Exercise -> Select, from the data, each line where "into" occurs.

[Start of Stored records]

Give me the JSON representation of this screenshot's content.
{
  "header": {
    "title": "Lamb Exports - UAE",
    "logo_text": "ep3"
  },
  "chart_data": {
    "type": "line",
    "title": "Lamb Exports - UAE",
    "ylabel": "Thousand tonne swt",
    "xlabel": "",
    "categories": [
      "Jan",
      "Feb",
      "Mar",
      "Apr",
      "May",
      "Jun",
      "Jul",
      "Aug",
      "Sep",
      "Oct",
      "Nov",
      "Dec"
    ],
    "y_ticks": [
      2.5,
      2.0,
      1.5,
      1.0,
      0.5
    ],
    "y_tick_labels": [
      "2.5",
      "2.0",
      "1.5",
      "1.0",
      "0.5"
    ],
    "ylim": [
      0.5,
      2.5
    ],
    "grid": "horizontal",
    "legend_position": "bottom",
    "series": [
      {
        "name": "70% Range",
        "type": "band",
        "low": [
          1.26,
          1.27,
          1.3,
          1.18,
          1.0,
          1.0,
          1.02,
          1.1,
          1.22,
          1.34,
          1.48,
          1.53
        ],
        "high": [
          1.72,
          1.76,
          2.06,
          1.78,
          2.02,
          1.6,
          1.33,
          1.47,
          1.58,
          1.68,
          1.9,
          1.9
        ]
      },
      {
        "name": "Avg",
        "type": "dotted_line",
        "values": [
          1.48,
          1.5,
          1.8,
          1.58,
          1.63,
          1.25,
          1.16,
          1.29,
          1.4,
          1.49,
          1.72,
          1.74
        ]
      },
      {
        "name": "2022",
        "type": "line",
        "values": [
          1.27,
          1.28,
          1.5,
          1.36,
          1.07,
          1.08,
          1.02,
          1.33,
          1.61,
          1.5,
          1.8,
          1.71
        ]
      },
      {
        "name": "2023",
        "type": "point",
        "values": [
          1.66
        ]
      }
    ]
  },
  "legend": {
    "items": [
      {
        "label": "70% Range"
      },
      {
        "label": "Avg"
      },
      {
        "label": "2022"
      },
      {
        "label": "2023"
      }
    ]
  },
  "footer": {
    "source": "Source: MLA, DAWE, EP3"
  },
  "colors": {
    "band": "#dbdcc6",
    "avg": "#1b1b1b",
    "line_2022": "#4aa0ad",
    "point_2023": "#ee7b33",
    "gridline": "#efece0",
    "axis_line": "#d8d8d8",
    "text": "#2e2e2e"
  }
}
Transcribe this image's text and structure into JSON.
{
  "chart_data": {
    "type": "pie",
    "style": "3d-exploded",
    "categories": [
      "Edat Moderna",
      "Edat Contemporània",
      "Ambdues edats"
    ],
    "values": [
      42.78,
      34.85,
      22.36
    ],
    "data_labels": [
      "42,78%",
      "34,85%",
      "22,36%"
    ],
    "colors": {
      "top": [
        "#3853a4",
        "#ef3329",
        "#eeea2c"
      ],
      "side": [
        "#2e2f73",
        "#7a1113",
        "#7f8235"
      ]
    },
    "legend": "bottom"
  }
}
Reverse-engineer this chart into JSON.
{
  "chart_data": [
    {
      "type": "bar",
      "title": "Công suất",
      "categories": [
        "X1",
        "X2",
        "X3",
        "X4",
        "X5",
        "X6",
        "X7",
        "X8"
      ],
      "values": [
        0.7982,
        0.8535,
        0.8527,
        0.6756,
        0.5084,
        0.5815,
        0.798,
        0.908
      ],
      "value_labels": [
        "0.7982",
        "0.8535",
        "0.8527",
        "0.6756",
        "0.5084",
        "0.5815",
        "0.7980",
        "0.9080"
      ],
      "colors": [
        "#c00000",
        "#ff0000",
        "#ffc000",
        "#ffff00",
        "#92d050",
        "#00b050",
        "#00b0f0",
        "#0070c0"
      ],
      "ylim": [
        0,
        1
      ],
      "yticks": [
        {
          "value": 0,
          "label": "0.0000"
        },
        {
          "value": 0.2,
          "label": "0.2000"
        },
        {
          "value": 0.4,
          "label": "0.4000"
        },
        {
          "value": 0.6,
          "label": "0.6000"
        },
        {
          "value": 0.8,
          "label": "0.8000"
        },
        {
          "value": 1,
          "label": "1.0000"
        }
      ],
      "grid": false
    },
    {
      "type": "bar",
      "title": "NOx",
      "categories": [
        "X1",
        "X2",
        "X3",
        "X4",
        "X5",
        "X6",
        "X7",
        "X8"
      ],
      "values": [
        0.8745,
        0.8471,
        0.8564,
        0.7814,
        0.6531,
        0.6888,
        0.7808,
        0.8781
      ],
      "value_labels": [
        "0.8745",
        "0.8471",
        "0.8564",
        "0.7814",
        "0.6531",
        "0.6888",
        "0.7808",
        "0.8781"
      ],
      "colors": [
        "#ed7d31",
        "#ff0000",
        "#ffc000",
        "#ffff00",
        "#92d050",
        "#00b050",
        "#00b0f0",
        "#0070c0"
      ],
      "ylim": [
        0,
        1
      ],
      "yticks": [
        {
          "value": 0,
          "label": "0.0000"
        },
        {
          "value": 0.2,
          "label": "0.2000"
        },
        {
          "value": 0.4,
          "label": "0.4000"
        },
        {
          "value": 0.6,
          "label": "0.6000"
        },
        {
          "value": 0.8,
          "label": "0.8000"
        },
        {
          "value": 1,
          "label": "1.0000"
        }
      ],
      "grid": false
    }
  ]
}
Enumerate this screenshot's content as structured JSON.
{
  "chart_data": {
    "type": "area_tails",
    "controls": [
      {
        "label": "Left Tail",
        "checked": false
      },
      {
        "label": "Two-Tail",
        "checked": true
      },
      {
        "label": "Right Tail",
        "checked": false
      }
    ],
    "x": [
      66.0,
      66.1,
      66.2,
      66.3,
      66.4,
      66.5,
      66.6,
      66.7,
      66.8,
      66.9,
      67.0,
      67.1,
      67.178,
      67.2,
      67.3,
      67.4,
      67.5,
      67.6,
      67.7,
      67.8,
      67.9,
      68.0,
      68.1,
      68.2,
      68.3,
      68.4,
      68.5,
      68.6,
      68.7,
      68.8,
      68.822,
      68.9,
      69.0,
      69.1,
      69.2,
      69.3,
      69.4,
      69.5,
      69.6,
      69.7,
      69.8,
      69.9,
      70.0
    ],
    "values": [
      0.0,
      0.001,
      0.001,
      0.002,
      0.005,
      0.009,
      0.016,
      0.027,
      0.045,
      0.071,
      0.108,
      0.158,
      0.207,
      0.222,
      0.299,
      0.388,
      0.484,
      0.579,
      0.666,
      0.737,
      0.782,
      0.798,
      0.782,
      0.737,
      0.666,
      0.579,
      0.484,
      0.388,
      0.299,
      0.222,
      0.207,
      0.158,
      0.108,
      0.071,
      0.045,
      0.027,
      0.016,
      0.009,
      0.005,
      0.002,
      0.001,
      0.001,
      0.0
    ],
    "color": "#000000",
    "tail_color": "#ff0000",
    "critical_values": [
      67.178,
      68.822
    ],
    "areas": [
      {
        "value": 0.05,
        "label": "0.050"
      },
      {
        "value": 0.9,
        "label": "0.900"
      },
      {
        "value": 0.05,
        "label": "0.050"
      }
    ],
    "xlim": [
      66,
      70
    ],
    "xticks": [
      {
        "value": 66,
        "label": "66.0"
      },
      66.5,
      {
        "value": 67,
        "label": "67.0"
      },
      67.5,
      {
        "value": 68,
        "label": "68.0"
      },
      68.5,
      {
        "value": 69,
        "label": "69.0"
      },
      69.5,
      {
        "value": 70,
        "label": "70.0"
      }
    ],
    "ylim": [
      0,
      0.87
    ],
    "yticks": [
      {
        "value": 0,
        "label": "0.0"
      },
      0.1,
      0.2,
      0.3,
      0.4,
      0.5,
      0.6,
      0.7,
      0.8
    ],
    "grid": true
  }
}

[End of Stored records]

The completed task ->
Transcribe this image's text and structure into JSON.
Reverse-engineer this chart into JSON.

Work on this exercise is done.